- Data listing
■ ■ ■ ■

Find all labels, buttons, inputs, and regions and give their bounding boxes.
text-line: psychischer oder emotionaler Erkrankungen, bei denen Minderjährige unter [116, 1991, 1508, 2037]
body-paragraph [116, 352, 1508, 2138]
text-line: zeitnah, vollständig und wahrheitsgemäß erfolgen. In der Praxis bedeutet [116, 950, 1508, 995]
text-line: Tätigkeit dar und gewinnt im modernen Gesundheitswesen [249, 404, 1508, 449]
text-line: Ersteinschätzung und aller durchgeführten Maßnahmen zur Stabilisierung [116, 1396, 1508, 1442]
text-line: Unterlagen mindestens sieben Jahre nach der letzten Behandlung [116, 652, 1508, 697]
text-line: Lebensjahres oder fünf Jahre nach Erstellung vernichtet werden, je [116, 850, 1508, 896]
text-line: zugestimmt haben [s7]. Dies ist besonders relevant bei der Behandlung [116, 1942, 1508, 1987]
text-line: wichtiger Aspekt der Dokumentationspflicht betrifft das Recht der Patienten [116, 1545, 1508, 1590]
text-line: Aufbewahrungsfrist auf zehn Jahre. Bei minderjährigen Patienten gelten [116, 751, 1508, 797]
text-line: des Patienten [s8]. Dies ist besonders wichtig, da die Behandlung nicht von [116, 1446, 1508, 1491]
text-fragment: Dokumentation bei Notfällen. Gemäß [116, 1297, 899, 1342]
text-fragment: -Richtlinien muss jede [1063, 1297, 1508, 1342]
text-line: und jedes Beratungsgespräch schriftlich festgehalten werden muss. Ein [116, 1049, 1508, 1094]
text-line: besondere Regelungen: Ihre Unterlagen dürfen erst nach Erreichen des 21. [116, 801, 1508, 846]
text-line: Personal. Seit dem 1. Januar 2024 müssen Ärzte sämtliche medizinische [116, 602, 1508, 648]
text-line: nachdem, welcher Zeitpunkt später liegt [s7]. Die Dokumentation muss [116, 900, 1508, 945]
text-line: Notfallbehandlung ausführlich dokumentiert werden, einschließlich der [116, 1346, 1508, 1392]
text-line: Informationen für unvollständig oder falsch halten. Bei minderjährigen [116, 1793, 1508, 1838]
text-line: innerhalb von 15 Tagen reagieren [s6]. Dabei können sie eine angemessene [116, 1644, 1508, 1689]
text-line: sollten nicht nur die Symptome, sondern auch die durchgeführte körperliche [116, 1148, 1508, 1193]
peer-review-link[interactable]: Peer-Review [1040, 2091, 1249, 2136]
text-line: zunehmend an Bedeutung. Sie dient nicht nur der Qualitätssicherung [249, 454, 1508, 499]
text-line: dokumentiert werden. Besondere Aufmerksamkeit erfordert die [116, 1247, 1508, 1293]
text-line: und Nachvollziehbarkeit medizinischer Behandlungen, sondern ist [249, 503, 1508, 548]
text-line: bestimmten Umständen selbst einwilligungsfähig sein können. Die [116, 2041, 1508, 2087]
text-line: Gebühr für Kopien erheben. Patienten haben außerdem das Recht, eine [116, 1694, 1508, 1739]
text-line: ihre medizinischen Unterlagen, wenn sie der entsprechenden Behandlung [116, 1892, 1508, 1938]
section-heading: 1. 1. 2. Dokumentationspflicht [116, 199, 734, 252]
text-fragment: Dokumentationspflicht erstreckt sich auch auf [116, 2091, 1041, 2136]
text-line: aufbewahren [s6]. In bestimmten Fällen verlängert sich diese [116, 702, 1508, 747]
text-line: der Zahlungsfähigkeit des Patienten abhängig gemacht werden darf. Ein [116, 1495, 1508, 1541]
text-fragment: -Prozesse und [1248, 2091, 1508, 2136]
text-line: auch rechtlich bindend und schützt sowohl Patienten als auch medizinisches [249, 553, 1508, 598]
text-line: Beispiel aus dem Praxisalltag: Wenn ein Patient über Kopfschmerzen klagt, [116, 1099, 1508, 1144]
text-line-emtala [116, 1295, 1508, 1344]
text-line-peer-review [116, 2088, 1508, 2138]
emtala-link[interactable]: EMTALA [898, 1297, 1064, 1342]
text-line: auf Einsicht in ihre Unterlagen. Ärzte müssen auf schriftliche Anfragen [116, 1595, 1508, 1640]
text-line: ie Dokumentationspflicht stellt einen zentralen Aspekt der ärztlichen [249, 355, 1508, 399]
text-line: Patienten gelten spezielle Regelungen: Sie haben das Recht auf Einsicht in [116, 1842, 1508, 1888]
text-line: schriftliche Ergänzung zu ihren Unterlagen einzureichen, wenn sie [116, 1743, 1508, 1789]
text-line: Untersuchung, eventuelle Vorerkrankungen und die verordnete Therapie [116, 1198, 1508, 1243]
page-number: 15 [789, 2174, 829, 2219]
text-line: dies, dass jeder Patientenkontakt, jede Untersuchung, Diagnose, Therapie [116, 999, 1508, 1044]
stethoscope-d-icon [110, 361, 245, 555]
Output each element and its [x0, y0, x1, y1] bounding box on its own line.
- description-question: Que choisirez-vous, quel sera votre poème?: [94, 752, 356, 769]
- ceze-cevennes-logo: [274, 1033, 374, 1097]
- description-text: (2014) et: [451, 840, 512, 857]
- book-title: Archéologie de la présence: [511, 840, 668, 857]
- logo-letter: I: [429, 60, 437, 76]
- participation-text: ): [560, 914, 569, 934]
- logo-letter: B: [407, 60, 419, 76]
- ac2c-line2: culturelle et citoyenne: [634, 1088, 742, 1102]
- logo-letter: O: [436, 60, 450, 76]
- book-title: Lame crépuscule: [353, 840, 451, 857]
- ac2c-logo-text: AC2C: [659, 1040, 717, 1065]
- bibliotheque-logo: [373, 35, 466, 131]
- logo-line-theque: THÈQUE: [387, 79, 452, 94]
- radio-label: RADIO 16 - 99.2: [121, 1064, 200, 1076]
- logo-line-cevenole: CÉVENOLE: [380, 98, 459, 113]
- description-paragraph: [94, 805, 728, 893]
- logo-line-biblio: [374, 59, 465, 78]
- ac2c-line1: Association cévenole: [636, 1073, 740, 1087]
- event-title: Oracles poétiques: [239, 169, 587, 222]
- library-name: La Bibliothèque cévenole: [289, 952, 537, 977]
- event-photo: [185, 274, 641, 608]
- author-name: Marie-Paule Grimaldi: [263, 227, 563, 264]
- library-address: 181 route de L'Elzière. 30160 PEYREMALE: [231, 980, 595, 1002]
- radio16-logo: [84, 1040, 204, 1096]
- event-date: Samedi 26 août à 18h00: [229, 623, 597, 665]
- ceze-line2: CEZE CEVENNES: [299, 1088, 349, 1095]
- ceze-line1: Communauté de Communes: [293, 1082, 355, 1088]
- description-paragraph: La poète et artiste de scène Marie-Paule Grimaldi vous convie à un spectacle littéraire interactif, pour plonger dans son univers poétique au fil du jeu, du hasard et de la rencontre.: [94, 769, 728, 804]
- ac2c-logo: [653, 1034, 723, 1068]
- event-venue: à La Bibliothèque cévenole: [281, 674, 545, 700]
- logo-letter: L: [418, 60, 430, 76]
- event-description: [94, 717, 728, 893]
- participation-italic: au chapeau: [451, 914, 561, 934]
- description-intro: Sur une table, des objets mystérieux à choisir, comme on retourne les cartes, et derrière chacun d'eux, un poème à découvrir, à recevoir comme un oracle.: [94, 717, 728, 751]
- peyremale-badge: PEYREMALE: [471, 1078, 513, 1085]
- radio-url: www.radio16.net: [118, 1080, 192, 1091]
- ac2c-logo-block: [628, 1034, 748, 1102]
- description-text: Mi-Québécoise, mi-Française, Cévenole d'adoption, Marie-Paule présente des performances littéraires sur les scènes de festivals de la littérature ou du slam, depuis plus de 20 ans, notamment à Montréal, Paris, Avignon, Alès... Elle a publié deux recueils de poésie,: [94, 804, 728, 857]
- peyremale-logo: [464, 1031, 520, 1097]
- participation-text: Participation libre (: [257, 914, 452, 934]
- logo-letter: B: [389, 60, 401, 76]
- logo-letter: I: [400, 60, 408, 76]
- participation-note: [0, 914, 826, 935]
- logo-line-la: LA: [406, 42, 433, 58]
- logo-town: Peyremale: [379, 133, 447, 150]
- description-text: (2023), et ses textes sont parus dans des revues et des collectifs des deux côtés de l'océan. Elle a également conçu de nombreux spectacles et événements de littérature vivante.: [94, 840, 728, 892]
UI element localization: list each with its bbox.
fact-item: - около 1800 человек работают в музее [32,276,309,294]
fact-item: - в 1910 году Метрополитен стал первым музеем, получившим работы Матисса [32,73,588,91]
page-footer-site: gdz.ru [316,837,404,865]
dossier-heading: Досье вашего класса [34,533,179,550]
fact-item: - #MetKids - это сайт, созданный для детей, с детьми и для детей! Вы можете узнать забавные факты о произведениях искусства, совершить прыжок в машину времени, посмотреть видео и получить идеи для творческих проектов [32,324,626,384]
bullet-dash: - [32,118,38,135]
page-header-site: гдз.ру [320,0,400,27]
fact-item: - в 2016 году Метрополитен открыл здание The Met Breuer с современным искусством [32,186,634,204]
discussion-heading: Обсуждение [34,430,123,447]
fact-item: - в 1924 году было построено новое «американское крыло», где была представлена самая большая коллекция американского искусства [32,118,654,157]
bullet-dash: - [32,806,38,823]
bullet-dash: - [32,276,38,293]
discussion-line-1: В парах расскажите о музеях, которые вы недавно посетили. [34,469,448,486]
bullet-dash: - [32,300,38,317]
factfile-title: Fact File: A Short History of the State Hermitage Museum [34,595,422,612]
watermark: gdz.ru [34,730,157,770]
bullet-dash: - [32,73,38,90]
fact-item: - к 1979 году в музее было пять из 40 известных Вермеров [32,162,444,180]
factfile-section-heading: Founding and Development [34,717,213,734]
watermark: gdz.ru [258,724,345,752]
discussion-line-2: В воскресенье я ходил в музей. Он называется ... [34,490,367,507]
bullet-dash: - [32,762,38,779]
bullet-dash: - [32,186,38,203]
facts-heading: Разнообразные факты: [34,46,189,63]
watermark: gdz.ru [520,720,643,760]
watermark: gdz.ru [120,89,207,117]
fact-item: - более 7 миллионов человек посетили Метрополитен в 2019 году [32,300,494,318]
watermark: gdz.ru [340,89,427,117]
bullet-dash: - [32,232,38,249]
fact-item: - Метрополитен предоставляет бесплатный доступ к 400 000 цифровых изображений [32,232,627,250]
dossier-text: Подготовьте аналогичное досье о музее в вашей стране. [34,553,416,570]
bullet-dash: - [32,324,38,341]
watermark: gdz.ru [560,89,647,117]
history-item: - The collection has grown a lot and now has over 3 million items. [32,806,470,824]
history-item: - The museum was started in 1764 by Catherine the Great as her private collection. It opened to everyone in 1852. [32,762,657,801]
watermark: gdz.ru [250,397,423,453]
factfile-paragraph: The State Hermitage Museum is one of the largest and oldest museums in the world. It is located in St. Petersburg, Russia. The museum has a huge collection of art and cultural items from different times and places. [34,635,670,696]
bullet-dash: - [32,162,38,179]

■ ■ ■ ■

- WHAT YOU NEED TO DO
Render the data above as a numbered list, leaving out any blank lines. Begin at the first line of the data and stop after the line that contains "text-fragment: Dokumentation bei", including both of these lines.

- COMPLETE ANSWER
1. Find all labels, buttons, inputs, and regions and give their bounding boxes.
2. text-line: psychischer oder emotionaler Erkrankungen, bei denen Minderjährige unter [116, 1991, 1508, 2037]
3. body-paragraph [116, 352, 1508, 2138]
4. text-line: zeitnah, vollständig und wahrheitsgemäß erfolgen. In der Praxis bedeutet [116, 950, 1508, 995]
5. text-line: Tätigkeit dar und gewinnt im modernen Gesundheitswesen [249, 404, 1508, 449]
6. text-line: Ersteinschätzung und aller durchgeführten Maßnahmen zur Stabilisierung [116, 1396, 1508, 1442]
7. text-line: Unterlagen mindestens sieben Jahre nach der letzten Behandlung [116, 652, 1508, 697]
8. text-line: Lebensjahres oder fünf Jahre nach Erstellung vernichtet werden, je [116, 850, 1508, 896]
9. text-line: zugestimmt haben [s7]. Dies ist besonders relevant bei der Behandlung [116, 1942, 1508, 1987]
10. text-line: wichtiger Aspekt der Dokumentationspflicht betrifft das Recht der Patienten [116, 1545, 1508, 1590]
11. text-line: Aufbewahrungsfrist auf zehn Jahre. Bei minderjährigen Patienten gelten [116, 751, 1508, 797]
12. text-line: des Patienten [s8]. Dies ist besonders wichtig, da die Behandlung nicht von [116, 1446, 1508, 1491]
13. text-fragment: Dokumentation bei Notfällen. Gemäß [116, 1297, 899, 1342]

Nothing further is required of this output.